[START]

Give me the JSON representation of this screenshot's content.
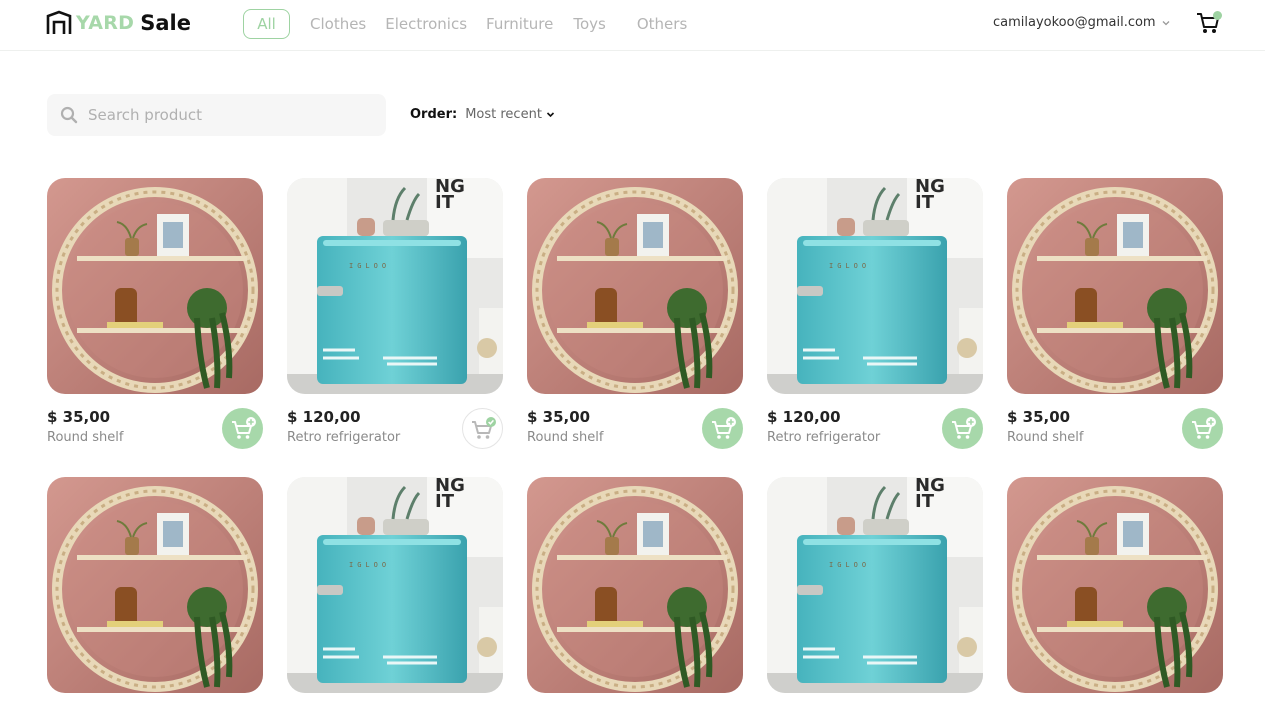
{
  "brand": {
    "logo_accent": "YARD",
    "logo_main": "Sale"
  },
  "nav": {
    "items": [
      {
        "label": "All",
        "active": true
      },
      {
        "label": "Clothes"
      },
      {
        "label": "Electronics"
      },
      {
        "label": "Furniture"
      },
      {
        "label": "Toys"
      },
      {
        "label": "Others"
      }
    ]
  },
  "account": {
    "email": "camilayokoo@gmail.com"
  },
  "search": {
    "placeholder": "Search product",
    "value": ""
  },
  "order": {
    "label": "Order:",
    "value": "Most recent"
  },
  "colors": {
    "accent": "#9ed3a2",
    "text": "#222222",
    "muted": "#8a8a8a",
    "search_bg": "#f6f6f6"
  },
  "products": [
    {
      "price": "$ 35,00",
      "name": "Round shelf",
      "image": "round-shelf",
      "in_cart": false
    },
    {
      "price": "$ 120,00",
      "name": "Retro refrigerator",
      "image": "retro-fridge",
      "in_cart": true
    },
    {
      "price": "$ 35,00",
      "name": "Round shelf",
      "image": "round-shelf",
      "in_cart": false
    },
    {
      "price": "$ 120,00",
      "name": "Retro refrigerator",
      "image": "retro-fridge",
      "in_cart": false
    },
    {
      "price": "$ 35,00",
      "name": "Round shelf",
      "image": "round-shelf",
      "in_cart": false
    },
    {
      "image": "round-shelf"
    },
    {
      "image": "retro-fridge"
    },
    {
      "image": "round-shelf"
    },
    {
      "image": "retro-fridge"
    },
    {
      "image": "round-shelf"
    }
  ]
}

[END]

- **What you have to do**
Copy the records above exactly. The pictures are not part of the copy.

- **Solution**
Give me the JSON representation of this screenshot's content.
{
  "brand": {
    "logo_accent": "YARD",
    "logo_main": "Sale"
  },
  "nav": {
    "items": [
      {
        "label": "All",
        "active": true
      },
      {
        "label": "Clothes"
      },
      {
        "label": "Electronics"
      },
      {
        "label": "Furniture"
      },
      {
        "label": "Toys"
      },
      {
        "label": "Others"
      }
    ]
  },
  "account": {
    "email": "camilayokoo@gmail.com"
  },
  "search": {
    "placeholder": "Search product",
    "value": ""
  },
  "order": {
    "label": "Order:",
    "value": "Most recent"
  },
  "colors": {
    "accent": "#9ed3a2",
    "text": "#222222",
    "muted": "#8a8a8a",
    "search_bg": "#f6f6f6"
  },
  "products": [
    {
      "price": "$ 35,00",
      "name": "Round shelf",
      "image": "round-shelf",
      "in_cart": false
    },
    {
      "price": "$ 120,00",
      "name": "Retro refrigerator",
      "image": "retro-fridge",
      "in_cart": true
    },
    {
      "price": "$ 35,00",
      "name": "Round shelf",
      "image": "round-shelf",
      "in_cart": false
    },
    {
      "price": "$ 120,00",
      "name": "Retro refrigerator",
      "image": "retro-fridge",
      "in_cart": false
    },
    {
      "price": "$ 35,00",
      "name": "Round shelf",
      "image": "round-shelf",
      "in_cart": false
    },
    {
      "image": "round-shelf"
    },
    {
      "image": "retro-fridge"
    },
    {
      "image": "round-shelf"
    },
    {
      "image": "retro-fridge"
    },
    {
      "image": "round-shelf"
    }
  ]
}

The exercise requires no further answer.